2 Timothy 3:1-5 NIV But mark this: There will be terrible times in the last days. (2) People will be lovers of themselves, lovers of money, boastful, proud, abusive, disobedient to their parents, ungrateful, unholy, (3) without love, unforgiving, slanderous, without self-control, brutal, not lovers of the good, (4) treacherous, rash, conceited, lovers of pleasure rather than lovers of God-- (5) having a form of godliness but denying its power. Have nothing to do with them.
No wonder the taste of this type of church makes Jesus sick. It is like tasting something that is yuck! He wants to spit it out. It is not that they are true Christians who are not 'hot' enough. They are hypocrites who are blind and naked while still pretending that they are religious. Like the blind self righteous religious leaders in Jesus' ministry days, this is what He hates the most.
But of those that are His, that see their need of Him, He has promised to never leave nor forsake them (Heb 13:5). He has promised to lose none of those that the Father gives Him (John 6:39). He has promised that they shall never perish (John 10:28) and He will in no way cast them out (John 6:37).
When someone like yourself writes in, it isn't always easy for me to know who I'm talking to. Am I speaking to someone that is a genuine believer? Do they care about the Lord and their salvation? Are they a believer that is struggling with some sin or are they just trying to justify their sin and play games? etc Obviously I only have what is written for I do not know you. But what you have written implies to me that you are genuine in your faith and are serious about salvation. You seem like a seeker of what is true. That is why I wrote what I did. If you are genuine then God's grace is the foundation upon which to go forward. It can be abused and Jude talks about those that are false who just use the grace of God as a 'license for immorality' (Jude 1:4) That is always a potential and real problem. But I wrote what I did for I believe it to be the best foundation for a Christian to go forward.

(Entries from a dataset)

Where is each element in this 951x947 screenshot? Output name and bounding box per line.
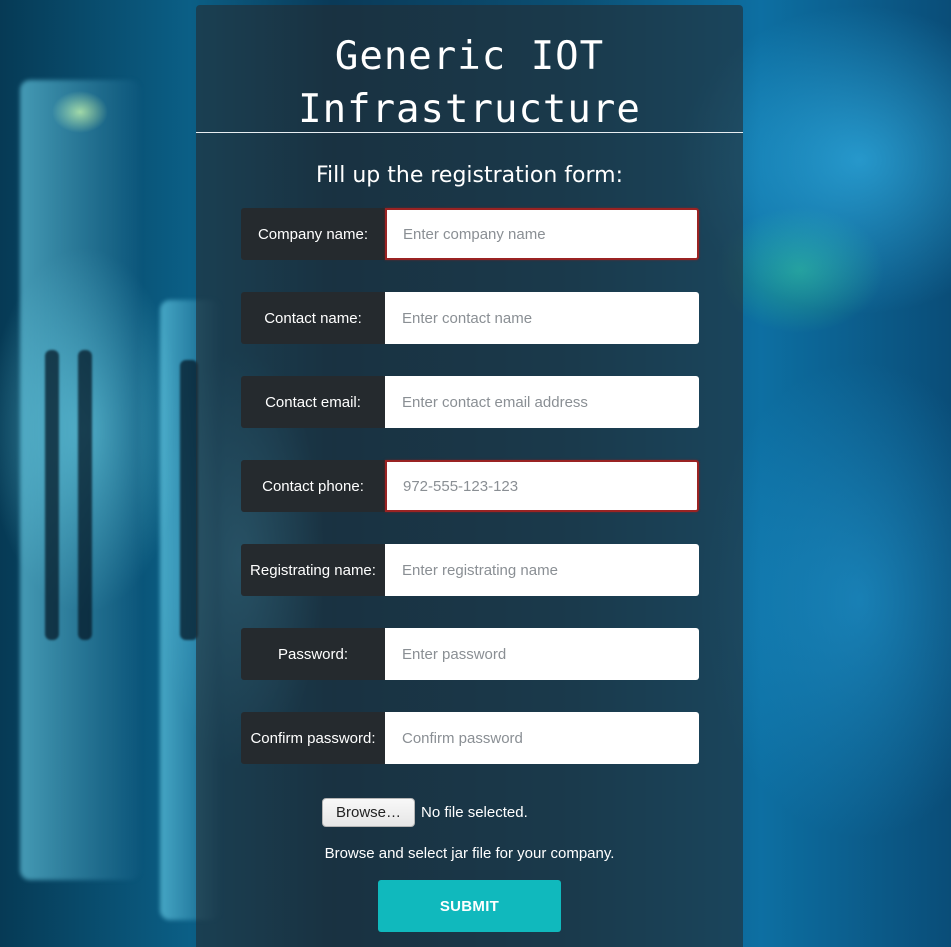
background-rack-slot [78, 350, 92, 640]
page-title-line1: Generic IOT [334, 34, 605, 79]
registrating-name-input[interactable] [385, 544, 699, 596]
registration-panel: Generic IOT Infrastructure Fill up the r… [196, 5, 743, 947]
contact-phone-input[interactable] [385, 460, 699, 512]
file-upload: Browse… No file selected. [322, 798, 528, 827]
form-subtitle: Fill up the registration form: [315, 163, 623, 188]
contact-email-label: Contact email: [241, 376, 385, 428]
confirm-password-label: Confirm password: [241, 712, 385, 764]
registration-form: Company name: Contact name: Contact emai… [241, 208, 699, 796]
file-status: No file selected. [421, 804, 528, 821]
submit-button[interactable]: SUBMIT [378, 880, 561, 932]
company-name-input[interactable] [385, 208, 699, 260]
company-name-label: Company name: [241, 208, 385, 260]
password-row: Password: [241, 628, 699, 680]
page-title: Generic IOT Infrastructure [196, 5, 743, 132]
contact-name-row: Contact name: [241, 292, 699, 344]
page-title-line2: Infrastructure [298, 87, 641, 132]
contact-email-row: Contact email: [241, 376, 699, 428]
contact-email-input[interactable] [385, 376, 699, 428]
contact-phone-row: Contact phone: [241, 460, 699, 512]
browse-button[interactable]: Browse… [322, 798, 416, 827]
confirm-password-row: Confirm password: [241, 712, 699, 764]
registrating-name-row: Registrating name: [241, 544, 699, 596]
contact-phone-label: Contact phone: [241, 460, 385, 512]
contact-name-input[interactable] [385, 292, 699, 344]
file-help-text: Browse and select jar file for your comp… [324, 845, 615, 862]
password-input[interactable] [385, 628, 699, 680]
background-rack-slot [45, 350, 59, 640]
password-label: Password: [241, 628, 385, 680]
registrating-name-label: Registrating name: [241, 544, 385, 596]
company-name-row: Company name: [241, 208, 699, 260]
confirm-password-input[interactable] [385, 712, 699, 764]
contact-name-label: Contact name: [241, 292, 385, 344]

» PROBLEM SET
(a) Repeat the passage from the Bible commentary word for word, from "No wonder the" up to and including "out (John 6:37).".
(b) Render the lines of the records as a Markdown table with the columns Row and Line, from the line with "background-rack-slot [78, 350, 92, 640]" up to and including the line with "company-name-input[interactable] [385, 208, 699, 260]". Leave out blank lines.

» TASK-BY-TASK SOLUTIONS
(a)
No wonder the taste of this type of church makes Jesus sick. It is like tasting something that is yuck! He wants to spit it out. It is not that they are true Christians who are not 'hot' enough. They are hypocrites who are blind and naked while still pretending that they are religious. Like the blind self righteous religious leaders in Jesus' ministry days, this is what He hates the most.
But of those that are His, that see their need of Him, He has promised to never leave nor forsake them (Heb 13:5). He has promised to lose none of those that the Father gives Him (John 6:39). He has promised that they shall never perish (John 10:28) and He will in no way cast them out (John 6:37).

(b)
| Row | Line |
|---|---|
| 1 | background-rack-slot [78, 350, 92, 640] |
| 2 | page-title-line1: Generic IOT [334, 34, 605, 79] |
| 3 | registrating-name-input[interactable] [385, 544, 699, 596] |
| 4 | registration-panel: Generic IOT Infrastructure Fill up the r… [196, 5, 743, 947] |
| 5 | contact-phone-input[interactable] [385, 460, 699, 512] |
| 6 | file-upload: Browse… No file selected. [322, 798, 528, 827] |
| 7 | form-subtitle: Fill up the registration form: [315, 163, 623, 188] |
| 8 | contact-email-label: Contact email: [241, 376, 385, 428] |
| 9 | confirm-password-label: Confirm password: [241, 712, 385, 764] |
| 10 | registration-form: Company name: Contact name: Contact emai… [241, 208, 699, 796] |
| 11 | file-status: No file selected. [421, 804, 528, 821] |
| 12 | submit-button[interactable]: SUBMIT [378, 880, 561, 932] |
| 13 | company-name-input[interactable] [385, 208, 699, 260] |